§ Stated exercise
Extract all lines that hold "night" from the records below.

──────

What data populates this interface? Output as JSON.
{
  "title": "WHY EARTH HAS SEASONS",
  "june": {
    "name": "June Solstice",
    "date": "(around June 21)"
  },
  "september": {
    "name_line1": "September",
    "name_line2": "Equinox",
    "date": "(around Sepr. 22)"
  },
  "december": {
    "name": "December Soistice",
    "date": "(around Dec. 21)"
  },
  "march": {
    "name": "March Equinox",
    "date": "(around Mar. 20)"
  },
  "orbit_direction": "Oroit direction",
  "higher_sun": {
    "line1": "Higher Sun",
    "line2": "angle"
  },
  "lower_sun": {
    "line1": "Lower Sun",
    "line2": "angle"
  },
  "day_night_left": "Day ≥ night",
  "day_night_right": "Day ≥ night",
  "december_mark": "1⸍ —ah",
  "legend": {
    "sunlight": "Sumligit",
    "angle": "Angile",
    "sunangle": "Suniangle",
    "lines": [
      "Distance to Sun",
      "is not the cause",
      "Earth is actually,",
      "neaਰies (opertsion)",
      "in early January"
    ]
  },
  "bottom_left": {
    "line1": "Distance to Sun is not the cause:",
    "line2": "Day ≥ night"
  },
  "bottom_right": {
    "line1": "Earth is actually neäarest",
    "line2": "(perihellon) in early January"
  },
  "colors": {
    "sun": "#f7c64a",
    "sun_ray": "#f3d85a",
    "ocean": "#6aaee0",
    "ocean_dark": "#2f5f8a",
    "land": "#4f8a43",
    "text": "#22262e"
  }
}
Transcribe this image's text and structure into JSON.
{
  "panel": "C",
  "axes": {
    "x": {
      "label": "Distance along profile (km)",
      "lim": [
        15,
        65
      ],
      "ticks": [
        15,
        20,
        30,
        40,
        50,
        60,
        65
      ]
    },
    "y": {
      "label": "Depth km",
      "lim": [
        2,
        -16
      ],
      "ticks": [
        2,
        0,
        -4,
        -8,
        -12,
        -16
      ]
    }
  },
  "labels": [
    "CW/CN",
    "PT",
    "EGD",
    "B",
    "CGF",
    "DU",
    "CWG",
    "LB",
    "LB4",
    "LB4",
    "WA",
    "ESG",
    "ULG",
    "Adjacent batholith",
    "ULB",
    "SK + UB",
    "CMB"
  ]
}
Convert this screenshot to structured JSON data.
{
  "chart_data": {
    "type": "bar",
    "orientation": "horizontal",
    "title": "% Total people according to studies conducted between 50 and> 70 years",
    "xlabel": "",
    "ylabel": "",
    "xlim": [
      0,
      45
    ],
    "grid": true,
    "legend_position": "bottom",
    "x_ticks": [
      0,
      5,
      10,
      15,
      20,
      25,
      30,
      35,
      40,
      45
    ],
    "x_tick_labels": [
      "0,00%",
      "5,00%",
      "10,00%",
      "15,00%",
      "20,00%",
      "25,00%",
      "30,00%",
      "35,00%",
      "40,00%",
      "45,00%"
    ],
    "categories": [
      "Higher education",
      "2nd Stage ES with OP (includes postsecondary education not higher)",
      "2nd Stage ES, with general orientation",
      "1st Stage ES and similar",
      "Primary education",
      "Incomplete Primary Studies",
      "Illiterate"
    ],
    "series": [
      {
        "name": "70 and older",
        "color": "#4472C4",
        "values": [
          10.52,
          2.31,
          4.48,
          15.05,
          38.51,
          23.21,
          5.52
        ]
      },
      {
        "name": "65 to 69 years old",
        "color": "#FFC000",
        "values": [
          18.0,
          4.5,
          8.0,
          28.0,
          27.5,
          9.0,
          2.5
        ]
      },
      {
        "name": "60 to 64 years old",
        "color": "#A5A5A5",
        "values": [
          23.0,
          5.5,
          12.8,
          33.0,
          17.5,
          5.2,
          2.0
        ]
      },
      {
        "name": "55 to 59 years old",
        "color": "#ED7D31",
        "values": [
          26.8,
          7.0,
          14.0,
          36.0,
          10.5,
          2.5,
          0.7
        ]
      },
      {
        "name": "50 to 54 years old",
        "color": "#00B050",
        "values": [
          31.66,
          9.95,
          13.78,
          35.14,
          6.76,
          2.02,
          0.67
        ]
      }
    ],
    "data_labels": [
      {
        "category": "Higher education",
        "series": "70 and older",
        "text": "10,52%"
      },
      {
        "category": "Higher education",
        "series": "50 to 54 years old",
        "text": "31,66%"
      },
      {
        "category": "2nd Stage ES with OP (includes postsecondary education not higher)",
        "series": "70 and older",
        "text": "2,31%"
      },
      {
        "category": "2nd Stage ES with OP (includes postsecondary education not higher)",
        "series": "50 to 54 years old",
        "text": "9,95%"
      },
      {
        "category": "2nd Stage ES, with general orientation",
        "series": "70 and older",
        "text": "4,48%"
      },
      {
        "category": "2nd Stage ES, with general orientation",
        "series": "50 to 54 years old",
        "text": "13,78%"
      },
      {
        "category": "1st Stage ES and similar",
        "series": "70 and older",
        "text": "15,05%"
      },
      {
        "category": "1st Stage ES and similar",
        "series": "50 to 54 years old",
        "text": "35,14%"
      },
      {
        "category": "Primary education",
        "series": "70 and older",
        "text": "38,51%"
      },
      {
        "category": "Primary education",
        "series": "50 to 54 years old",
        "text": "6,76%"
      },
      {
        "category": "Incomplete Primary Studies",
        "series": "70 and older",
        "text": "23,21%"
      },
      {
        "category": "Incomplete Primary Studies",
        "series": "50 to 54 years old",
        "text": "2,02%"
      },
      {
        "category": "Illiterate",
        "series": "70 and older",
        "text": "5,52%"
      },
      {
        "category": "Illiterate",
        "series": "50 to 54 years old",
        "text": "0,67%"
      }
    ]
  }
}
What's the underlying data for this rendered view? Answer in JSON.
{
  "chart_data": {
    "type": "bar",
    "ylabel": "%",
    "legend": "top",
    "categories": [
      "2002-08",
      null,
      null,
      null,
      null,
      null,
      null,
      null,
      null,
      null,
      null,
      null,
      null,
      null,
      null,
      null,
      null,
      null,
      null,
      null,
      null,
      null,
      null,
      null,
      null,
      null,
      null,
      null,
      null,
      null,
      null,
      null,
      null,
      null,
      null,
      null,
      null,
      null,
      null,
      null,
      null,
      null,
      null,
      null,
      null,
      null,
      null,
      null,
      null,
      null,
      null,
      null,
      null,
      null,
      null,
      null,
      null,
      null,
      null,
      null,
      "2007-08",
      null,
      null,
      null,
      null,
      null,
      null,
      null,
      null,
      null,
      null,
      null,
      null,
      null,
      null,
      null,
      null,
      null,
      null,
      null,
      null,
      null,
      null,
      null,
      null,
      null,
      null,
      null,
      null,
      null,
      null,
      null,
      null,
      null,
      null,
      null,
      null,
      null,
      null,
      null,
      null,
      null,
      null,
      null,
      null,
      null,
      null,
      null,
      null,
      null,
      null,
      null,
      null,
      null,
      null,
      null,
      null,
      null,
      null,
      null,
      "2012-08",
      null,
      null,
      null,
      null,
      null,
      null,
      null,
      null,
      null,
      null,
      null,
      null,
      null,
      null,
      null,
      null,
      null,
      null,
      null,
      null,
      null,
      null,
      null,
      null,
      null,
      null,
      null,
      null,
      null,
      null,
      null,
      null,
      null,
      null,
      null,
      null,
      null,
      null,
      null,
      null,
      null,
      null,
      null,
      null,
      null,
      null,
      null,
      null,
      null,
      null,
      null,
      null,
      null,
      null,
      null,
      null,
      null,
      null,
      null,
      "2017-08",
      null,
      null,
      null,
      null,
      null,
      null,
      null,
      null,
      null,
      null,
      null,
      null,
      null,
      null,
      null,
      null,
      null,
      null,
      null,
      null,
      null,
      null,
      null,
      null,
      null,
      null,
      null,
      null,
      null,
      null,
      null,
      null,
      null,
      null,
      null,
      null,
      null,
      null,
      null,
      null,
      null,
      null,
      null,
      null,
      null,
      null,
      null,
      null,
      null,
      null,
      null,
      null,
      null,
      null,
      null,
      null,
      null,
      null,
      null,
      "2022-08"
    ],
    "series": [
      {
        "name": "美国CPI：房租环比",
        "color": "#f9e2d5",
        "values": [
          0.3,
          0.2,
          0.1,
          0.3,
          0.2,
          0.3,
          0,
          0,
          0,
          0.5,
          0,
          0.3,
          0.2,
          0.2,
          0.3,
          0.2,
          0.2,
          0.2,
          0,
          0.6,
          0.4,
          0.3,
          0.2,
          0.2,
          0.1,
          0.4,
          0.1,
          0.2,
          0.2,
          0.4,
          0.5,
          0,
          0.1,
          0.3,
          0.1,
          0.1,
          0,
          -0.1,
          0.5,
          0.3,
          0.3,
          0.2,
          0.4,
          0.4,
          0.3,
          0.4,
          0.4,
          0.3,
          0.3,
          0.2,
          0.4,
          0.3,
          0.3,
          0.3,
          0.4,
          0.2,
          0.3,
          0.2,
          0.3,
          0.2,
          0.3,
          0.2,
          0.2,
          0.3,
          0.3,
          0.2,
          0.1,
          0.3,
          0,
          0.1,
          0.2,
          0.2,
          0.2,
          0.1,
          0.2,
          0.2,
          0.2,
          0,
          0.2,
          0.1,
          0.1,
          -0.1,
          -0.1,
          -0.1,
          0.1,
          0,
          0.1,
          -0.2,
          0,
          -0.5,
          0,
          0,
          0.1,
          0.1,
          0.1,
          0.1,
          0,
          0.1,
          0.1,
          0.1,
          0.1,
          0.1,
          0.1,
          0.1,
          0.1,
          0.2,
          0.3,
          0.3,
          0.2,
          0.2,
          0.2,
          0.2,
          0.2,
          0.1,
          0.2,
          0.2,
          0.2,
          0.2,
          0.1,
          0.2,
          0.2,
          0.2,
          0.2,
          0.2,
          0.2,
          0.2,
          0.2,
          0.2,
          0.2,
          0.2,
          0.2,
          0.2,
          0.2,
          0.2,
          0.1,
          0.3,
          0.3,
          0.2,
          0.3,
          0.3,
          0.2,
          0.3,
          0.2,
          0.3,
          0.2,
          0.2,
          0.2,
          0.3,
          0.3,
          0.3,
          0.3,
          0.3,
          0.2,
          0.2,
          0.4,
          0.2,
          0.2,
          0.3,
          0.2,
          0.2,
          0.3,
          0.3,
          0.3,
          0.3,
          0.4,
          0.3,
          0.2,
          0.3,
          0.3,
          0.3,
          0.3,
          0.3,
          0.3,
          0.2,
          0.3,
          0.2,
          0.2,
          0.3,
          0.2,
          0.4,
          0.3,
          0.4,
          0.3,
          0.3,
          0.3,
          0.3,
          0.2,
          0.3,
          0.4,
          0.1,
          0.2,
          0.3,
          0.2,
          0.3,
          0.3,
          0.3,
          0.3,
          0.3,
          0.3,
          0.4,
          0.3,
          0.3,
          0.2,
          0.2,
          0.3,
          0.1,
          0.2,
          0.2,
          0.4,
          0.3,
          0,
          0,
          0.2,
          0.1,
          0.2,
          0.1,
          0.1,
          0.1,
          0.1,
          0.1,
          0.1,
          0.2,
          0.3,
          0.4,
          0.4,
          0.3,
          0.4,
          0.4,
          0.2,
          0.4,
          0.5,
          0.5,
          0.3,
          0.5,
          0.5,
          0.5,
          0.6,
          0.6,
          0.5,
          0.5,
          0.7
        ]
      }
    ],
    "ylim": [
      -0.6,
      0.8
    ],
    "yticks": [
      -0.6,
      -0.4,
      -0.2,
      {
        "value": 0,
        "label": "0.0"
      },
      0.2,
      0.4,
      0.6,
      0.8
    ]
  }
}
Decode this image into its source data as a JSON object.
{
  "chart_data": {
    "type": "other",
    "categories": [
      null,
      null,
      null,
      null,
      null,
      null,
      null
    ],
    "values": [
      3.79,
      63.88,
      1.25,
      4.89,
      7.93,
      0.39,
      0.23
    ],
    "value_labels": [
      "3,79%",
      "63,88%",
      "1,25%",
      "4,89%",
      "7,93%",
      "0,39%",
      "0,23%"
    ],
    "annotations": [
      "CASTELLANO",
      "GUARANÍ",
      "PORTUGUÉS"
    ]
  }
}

──────

§ Answer to the problem
  "day_night_left": "Day ≥ night",
  "day_night_right": "Day ≥ night",
    "line2": "Day ≥ night"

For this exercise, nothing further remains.